| What you are asked to do |
Scan the entries below for the word "this". Copy each line that has it.

BEGIN Entries shown

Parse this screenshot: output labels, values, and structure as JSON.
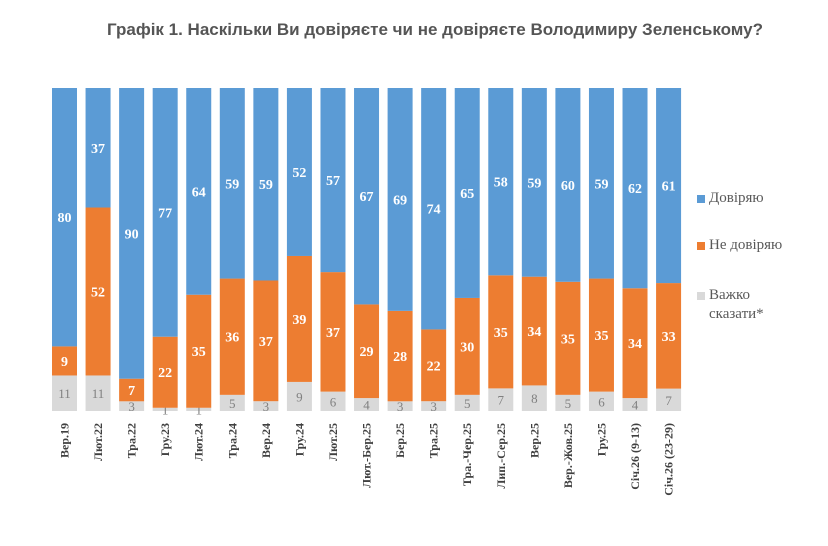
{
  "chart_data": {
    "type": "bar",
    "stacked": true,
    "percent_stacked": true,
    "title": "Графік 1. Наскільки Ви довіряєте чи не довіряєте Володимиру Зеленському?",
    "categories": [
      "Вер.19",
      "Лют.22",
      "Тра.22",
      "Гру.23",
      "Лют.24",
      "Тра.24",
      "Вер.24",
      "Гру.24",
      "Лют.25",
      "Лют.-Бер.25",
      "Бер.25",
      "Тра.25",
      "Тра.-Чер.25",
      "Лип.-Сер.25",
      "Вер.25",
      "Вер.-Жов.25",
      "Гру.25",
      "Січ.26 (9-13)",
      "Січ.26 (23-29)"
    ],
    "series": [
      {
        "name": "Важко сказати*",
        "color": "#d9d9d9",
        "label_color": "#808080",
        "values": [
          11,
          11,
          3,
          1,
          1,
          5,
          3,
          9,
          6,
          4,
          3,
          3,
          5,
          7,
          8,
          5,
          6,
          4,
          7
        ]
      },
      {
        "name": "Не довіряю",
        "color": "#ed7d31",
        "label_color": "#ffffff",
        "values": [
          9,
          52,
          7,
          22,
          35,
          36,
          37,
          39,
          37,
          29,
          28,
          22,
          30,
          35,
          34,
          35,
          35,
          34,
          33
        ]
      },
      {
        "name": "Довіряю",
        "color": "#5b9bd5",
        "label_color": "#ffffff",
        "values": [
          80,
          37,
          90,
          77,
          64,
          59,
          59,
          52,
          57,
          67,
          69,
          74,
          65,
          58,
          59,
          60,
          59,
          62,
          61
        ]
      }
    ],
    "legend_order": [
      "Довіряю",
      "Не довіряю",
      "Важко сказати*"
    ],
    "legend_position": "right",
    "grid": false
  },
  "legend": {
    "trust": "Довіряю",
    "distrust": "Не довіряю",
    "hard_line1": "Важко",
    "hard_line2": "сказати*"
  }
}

END Entries shown
BEGIN Entries shown

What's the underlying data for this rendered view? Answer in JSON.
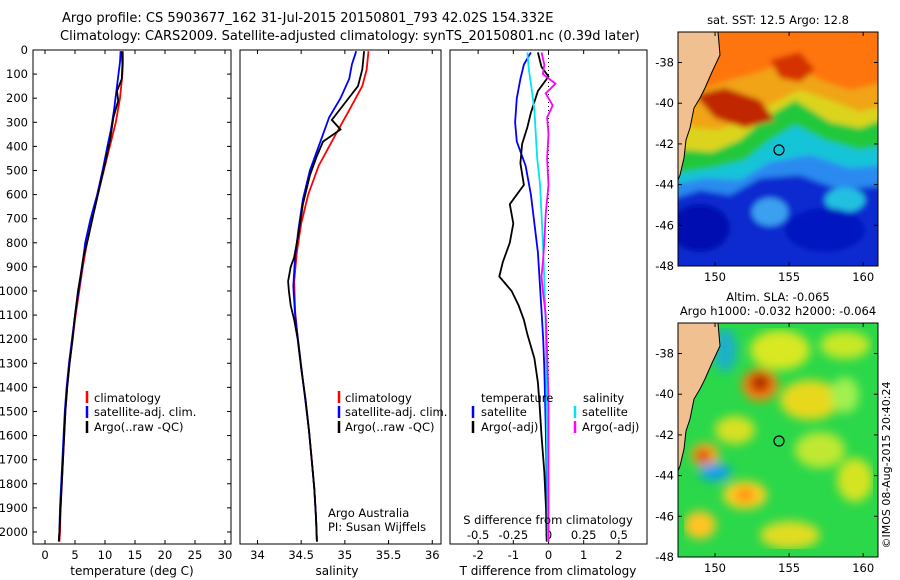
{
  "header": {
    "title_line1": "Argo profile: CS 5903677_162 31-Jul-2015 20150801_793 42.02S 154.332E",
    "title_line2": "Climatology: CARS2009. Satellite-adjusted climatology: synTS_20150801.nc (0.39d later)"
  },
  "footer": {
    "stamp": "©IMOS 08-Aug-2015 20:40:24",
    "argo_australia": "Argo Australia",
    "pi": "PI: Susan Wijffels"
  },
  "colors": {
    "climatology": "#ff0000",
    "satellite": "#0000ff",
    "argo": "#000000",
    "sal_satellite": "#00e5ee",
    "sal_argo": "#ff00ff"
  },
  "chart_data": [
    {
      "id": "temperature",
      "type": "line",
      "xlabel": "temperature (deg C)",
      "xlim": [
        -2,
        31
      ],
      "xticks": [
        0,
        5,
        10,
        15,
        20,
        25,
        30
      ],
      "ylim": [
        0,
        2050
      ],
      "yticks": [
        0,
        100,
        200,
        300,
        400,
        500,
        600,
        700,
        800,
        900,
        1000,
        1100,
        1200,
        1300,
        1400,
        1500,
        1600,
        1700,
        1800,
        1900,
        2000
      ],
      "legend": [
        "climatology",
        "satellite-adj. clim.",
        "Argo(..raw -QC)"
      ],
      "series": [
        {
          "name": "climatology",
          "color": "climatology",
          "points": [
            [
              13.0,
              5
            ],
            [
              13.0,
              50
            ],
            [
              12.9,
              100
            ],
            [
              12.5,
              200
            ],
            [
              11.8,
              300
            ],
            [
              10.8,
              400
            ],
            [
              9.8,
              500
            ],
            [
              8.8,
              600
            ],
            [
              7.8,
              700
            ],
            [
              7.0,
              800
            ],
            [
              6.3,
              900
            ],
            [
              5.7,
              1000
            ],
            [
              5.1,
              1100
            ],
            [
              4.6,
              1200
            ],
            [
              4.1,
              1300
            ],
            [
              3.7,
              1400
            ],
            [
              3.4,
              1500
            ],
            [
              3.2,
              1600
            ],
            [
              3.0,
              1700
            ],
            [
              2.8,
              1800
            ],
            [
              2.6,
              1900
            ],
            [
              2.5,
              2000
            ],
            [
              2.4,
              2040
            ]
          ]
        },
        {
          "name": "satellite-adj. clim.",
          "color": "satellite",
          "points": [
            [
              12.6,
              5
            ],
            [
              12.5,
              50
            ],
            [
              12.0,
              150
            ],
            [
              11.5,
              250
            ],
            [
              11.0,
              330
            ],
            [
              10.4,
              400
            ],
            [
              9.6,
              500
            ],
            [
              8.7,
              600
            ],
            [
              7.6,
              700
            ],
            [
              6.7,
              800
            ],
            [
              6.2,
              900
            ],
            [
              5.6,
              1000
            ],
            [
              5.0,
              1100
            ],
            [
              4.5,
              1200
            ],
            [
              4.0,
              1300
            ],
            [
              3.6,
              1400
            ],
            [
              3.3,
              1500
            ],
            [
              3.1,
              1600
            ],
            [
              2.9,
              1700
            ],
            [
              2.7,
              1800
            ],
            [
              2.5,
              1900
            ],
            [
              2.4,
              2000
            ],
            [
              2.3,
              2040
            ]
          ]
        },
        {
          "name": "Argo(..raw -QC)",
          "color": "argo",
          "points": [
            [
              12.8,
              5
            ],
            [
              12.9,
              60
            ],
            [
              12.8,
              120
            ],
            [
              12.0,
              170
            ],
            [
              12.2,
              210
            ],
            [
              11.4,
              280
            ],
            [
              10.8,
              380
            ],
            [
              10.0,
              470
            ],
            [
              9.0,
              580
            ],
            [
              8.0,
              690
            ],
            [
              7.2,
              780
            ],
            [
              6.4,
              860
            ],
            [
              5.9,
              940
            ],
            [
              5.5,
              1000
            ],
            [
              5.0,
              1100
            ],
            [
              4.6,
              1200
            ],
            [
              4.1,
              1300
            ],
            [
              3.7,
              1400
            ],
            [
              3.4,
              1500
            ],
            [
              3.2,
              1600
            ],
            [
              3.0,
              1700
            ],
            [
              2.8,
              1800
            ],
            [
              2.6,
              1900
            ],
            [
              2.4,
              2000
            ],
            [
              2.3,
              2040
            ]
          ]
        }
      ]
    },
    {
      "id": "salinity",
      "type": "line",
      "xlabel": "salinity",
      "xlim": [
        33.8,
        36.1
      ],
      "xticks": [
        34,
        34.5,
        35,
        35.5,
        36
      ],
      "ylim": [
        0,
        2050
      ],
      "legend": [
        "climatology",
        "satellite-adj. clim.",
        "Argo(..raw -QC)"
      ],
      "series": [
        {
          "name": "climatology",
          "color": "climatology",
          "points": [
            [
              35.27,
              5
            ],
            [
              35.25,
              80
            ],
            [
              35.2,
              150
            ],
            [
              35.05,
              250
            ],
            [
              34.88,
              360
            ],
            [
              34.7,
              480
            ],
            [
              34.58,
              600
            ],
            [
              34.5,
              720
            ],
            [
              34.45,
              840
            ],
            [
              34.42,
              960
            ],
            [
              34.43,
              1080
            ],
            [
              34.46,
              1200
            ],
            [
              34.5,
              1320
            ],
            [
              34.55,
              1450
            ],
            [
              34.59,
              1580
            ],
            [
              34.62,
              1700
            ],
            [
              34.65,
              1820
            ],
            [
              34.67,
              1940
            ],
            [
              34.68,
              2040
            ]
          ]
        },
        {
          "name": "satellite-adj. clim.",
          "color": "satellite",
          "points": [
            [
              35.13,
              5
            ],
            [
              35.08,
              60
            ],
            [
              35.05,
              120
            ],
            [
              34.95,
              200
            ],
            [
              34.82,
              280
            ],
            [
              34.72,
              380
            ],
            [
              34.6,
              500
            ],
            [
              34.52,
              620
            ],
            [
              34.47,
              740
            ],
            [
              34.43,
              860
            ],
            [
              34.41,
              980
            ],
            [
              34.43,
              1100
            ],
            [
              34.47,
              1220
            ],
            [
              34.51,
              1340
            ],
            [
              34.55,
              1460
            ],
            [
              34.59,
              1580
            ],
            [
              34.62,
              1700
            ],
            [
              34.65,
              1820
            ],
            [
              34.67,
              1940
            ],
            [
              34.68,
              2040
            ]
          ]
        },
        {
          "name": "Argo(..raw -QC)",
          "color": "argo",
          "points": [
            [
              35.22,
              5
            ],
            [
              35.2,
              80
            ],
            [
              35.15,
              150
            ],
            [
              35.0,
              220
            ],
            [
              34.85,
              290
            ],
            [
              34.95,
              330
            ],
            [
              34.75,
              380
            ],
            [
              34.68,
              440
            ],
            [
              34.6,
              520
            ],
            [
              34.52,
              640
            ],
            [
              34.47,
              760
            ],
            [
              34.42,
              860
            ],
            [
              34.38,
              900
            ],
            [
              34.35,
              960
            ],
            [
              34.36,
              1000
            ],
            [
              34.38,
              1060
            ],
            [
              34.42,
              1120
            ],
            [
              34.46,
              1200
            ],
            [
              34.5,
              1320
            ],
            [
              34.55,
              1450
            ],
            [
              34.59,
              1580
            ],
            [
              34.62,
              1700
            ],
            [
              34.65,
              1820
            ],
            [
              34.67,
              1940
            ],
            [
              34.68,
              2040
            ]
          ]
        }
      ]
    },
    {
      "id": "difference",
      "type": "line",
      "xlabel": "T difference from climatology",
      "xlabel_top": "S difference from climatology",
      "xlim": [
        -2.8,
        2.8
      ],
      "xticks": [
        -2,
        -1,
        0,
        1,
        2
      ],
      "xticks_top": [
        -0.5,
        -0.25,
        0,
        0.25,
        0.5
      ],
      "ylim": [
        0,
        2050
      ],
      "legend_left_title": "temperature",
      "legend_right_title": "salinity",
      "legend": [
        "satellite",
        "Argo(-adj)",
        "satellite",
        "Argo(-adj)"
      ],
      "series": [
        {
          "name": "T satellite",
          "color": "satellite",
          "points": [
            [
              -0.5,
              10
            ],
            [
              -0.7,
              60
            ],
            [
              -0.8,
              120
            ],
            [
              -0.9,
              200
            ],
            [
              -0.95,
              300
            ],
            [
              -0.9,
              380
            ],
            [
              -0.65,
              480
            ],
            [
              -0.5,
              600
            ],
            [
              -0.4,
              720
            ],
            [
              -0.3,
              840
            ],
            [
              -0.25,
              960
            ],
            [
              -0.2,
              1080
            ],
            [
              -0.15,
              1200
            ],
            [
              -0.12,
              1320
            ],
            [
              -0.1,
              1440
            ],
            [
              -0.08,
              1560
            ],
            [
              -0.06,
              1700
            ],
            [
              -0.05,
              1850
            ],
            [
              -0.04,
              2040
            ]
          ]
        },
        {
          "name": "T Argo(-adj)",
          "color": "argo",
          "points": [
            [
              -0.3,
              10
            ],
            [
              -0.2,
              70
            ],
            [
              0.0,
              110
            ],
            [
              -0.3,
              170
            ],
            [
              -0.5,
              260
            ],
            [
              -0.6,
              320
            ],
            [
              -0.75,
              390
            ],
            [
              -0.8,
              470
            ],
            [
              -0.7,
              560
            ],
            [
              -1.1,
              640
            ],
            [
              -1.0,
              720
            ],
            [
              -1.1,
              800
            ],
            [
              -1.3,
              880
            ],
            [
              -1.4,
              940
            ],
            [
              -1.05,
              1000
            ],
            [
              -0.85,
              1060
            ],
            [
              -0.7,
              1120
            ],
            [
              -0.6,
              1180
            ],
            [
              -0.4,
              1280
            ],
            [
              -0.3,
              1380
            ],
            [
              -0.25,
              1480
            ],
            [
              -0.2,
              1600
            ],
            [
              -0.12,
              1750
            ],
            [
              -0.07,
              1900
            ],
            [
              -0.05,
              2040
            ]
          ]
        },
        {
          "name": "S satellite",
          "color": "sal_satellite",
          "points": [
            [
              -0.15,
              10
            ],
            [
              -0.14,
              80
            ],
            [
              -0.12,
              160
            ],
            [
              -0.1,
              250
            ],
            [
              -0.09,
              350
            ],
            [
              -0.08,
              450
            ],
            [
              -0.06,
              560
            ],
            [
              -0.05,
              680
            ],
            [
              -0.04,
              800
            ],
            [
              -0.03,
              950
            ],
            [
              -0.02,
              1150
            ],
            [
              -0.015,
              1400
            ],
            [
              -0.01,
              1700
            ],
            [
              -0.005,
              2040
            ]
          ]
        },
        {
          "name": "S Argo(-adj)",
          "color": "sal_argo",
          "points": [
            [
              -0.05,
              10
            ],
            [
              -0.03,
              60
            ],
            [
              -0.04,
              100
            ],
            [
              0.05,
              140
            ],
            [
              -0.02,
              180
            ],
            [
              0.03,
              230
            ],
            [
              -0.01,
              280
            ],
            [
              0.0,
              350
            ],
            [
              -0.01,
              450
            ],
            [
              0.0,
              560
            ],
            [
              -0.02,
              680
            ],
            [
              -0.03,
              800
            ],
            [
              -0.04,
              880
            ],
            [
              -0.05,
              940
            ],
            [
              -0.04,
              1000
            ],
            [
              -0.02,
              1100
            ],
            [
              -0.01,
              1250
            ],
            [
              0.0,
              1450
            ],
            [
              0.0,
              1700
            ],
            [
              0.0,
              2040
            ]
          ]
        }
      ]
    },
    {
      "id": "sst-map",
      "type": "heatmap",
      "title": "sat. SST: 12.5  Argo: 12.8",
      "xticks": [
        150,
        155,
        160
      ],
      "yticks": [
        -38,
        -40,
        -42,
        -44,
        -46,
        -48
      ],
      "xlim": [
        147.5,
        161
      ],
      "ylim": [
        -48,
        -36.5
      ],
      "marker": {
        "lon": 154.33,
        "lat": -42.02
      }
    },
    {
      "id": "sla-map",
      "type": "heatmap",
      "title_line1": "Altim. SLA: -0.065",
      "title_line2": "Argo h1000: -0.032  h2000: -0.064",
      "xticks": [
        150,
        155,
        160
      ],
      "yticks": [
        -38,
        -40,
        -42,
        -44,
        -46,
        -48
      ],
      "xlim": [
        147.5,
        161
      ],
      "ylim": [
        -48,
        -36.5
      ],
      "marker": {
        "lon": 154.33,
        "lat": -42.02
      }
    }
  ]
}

END Entries shown

| Final answer |
Parse this screenshot: output labels, values, and structure as JSON.
What's the underlying data for this rendered view? Answer in JSON.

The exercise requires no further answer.